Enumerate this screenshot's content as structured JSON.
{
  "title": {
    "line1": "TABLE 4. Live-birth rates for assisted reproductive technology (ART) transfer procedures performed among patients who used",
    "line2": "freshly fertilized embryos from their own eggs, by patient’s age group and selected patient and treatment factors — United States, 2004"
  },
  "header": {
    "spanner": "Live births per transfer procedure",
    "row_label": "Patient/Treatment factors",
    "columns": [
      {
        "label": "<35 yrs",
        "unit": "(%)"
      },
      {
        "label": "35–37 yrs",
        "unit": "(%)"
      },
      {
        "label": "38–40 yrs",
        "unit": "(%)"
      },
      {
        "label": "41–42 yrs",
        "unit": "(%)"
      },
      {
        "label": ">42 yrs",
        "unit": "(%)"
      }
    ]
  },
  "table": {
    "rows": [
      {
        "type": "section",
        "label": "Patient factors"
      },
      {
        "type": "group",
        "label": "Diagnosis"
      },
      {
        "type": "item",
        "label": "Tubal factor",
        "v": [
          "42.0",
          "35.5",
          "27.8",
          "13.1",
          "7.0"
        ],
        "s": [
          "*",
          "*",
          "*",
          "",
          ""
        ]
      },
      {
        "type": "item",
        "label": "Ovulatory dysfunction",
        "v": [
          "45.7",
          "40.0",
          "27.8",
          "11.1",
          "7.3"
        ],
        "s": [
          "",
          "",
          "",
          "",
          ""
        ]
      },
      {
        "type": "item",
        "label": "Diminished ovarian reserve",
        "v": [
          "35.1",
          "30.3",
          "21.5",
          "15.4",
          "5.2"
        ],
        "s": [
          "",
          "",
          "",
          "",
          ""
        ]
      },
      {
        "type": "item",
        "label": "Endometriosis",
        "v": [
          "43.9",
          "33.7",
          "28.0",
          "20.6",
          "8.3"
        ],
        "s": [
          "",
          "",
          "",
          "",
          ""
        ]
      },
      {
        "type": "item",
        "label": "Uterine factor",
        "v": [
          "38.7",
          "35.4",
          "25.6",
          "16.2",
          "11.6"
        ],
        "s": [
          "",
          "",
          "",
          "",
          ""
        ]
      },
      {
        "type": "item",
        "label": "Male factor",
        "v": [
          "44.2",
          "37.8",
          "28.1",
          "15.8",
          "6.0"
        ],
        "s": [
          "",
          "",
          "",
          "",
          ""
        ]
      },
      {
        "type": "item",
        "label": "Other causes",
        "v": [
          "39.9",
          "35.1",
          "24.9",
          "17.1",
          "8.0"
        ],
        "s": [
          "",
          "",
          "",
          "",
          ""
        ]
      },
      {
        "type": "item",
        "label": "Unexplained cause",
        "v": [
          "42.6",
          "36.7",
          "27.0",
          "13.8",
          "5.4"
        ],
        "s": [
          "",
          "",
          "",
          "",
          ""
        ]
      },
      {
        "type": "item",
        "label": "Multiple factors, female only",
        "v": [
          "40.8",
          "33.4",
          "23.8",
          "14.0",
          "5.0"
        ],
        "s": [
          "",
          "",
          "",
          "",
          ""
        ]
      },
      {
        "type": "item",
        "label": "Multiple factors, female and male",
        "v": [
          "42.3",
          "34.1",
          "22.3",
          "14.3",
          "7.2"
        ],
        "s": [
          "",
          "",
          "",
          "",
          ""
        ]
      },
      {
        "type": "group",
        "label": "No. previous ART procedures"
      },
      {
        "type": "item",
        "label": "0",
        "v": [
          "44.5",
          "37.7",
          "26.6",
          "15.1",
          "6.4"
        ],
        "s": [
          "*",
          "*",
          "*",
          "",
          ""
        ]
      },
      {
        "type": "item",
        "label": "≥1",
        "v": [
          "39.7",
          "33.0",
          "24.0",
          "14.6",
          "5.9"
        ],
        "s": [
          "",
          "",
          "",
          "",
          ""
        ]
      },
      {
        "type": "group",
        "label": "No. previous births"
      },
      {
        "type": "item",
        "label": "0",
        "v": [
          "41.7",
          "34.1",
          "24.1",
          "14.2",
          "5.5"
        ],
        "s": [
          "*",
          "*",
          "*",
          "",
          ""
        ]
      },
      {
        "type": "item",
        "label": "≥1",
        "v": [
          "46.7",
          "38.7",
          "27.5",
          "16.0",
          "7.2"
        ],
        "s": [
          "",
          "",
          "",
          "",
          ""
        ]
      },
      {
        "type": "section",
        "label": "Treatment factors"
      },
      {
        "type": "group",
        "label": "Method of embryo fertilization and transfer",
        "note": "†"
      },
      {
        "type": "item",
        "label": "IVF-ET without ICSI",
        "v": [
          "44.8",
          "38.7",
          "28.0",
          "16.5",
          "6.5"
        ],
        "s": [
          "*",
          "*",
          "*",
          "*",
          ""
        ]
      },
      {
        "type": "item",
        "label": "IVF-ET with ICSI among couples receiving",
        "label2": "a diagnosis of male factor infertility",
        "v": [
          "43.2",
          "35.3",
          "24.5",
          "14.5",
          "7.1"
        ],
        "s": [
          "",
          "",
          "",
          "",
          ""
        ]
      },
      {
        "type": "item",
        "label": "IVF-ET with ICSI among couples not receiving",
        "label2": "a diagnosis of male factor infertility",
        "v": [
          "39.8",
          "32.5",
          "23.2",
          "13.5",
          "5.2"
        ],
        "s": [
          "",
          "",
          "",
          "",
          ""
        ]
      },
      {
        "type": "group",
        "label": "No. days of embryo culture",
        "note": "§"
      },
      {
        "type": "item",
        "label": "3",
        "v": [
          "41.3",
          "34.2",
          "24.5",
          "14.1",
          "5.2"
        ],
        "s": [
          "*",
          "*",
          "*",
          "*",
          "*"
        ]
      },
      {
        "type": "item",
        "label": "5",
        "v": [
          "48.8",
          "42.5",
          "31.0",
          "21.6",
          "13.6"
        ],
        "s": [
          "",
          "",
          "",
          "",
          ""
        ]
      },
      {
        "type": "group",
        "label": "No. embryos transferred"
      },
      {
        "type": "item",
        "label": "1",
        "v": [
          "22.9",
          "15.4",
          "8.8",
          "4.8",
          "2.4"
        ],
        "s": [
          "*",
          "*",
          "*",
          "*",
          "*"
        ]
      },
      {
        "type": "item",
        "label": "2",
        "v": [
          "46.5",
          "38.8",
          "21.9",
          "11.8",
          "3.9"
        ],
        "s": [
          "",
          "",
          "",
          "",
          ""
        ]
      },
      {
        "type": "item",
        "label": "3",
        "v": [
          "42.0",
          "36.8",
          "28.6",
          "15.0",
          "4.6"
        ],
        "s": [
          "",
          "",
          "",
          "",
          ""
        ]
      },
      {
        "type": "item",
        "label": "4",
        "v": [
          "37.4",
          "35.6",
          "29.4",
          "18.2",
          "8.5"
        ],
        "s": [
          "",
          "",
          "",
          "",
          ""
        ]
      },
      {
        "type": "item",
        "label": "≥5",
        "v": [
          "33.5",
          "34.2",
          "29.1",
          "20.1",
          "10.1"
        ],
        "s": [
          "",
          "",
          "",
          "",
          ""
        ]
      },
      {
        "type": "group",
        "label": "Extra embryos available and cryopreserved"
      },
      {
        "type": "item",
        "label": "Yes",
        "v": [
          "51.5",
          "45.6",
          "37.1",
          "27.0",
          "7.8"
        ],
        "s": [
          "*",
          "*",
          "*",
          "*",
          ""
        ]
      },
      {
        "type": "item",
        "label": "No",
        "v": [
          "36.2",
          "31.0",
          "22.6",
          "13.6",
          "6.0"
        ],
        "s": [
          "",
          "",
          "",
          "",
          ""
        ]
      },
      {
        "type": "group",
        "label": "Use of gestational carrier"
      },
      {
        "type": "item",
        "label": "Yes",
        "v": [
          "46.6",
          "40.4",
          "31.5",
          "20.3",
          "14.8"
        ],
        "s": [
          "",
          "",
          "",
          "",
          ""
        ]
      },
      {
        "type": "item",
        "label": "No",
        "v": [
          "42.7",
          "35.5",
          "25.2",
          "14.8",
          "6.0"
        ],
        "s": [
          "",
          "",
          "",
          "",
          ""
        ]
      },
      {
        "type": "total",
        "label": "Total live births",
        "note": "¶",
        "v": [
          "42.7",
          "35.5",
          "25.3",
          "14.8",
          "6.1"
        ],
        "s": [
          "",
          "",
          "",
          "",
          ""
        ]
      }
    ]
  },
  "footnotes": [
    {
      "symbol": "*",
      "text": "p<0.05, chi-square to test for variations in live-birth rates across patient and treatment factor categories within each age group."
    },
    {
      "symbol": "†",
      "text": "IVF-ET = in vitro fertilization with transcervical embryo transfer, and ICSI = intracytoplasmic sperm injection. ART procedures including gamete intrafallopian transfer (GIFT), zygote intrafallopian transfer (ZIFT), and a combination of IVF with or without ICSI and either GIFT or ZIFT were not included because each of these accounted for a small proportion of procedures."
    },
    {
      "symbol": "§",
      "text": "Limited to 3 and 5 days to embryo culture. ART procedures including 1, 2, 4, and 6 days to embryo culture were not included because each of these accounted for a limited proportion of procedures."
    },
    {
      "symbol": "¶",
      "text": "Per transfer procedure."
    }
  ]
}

» Exercise: Every line of the material that holds "female" should be copied out as the answer.

» Task output:
        "label": "Multiple factors, female only",
        "label": "Multiple factors, female and male",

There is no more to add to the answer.